━━━━━ Text segment

|
|
Log in / Subscribe / Register

Concurrent page-fault handling with per-VMA locks

Concurrent page-fault handling with per-VMA locks

Posted Sep 5, 2022 16:36 UTC (Mon) by developer122 (guest, #152928)
Parent article: Concurrent page-fault handling with per-VMA locks

How does the kernel deal with sequence number rollover? ie in this example when the global sequence number rolls around to be equal to the stale numbers on a few of the thousands of VMAs?

Or in this implementation are they just taken as collateral damage, and unnecessarily locked until the current write operation ends (finishes it's work on the VMAs of interest)?


to post comments

Rollover

Posted Sep 5, 2022 18:49 UTC (Mon) by corbet (editor, #1) [Link] (1 responses)

This is just a guess but ... I would expect that, if a VMA has been entirely idle for long enough for the sequence number to roll over and completely back around, the chances of an access coming at just the right time to cause a false positive are pretty tiny. But if that occurs, the worst that happens is that a fault is handled a bit more slowly that it otherwise would be.

Rollover

Posted Oct 12, 2022 16:46 UTC (Wed) by surenb (guest, #114881) [Link]

Mr Corbet is right as usual. The comment in https://lwn.net/ml/linux-kernel/c84136d3-703a-0e57-20ce-5... indicates " Overflow might produce false locked result but it's not critical.". This is because we will simply fallback to taking mmap_lock in the case of the false positive. Per Laurent's comment I'm going to expand this comment to explain the details.

Concurrent page-fault handling with per-VMA locks

Posted Sep 5, 2022 21:05 UTC (Mon) by Homer512 (subscriber, #85295) [Link] (7 responses)

Do we even care about rollover? If the sequence number is 64 bit, a 5 GHz machine cannot roll it over in over 100 years, even if it could increment the number once per clock cycle.

Concurrent page-fault handling with per-VMA locks

Posted Sep 6, 2022 15:31 UTC (Tue) by calumapplepie (guest, #143655) [Link] (6 responses)

━━━━━━━━━━
━━━━━ Recorded information

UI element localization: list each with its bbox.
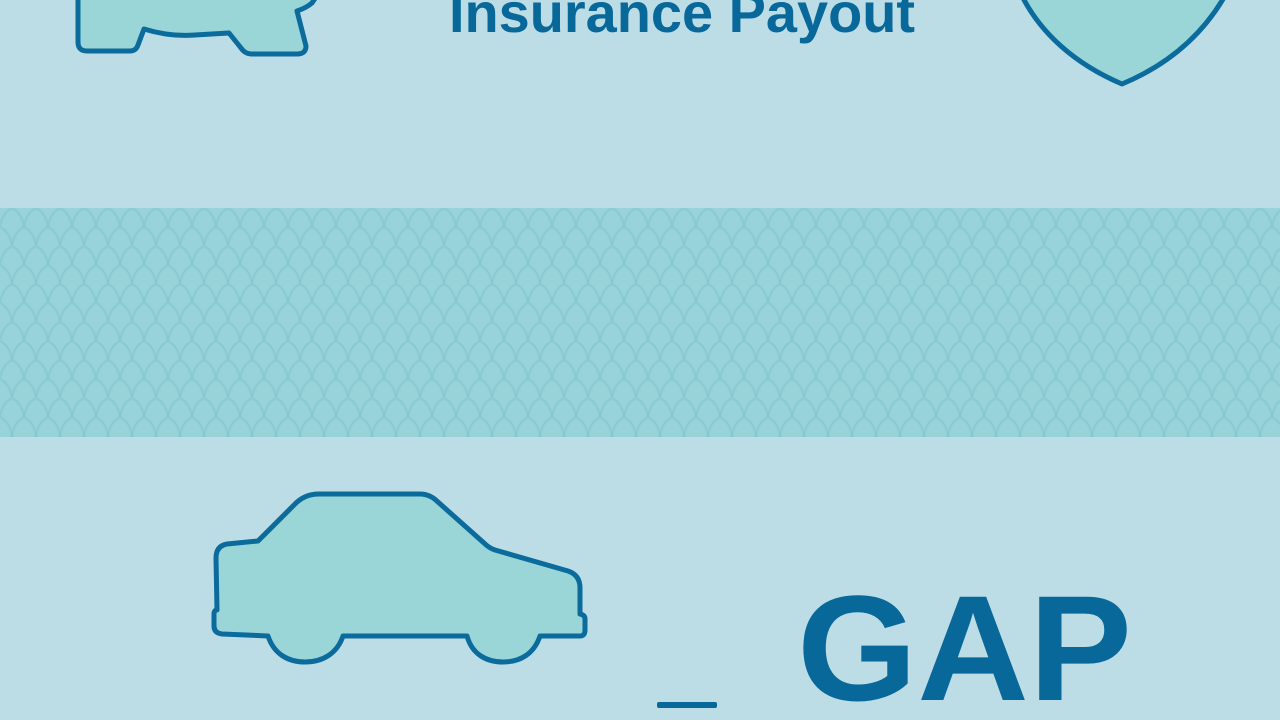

━━━━━━━━━━

Exercise aim: Retype the stretch of the per-VMA locks thread from "Do we even care" through "[Link] (6 responses)". The data shown play no part in this work.

Exercise response:
Do we even care about rollover? If the sequence number is 64 bit, a 5 GHz machine cannot roll it over in over 100 years, even if it could increment the number once per clock cycle.

Concurrent page-fault handling with per-VMA locks

Posted Sep 6, 2022 15:31 UTC (Tue) by calumapplepie (guest, #143655) [Link] (6 responses)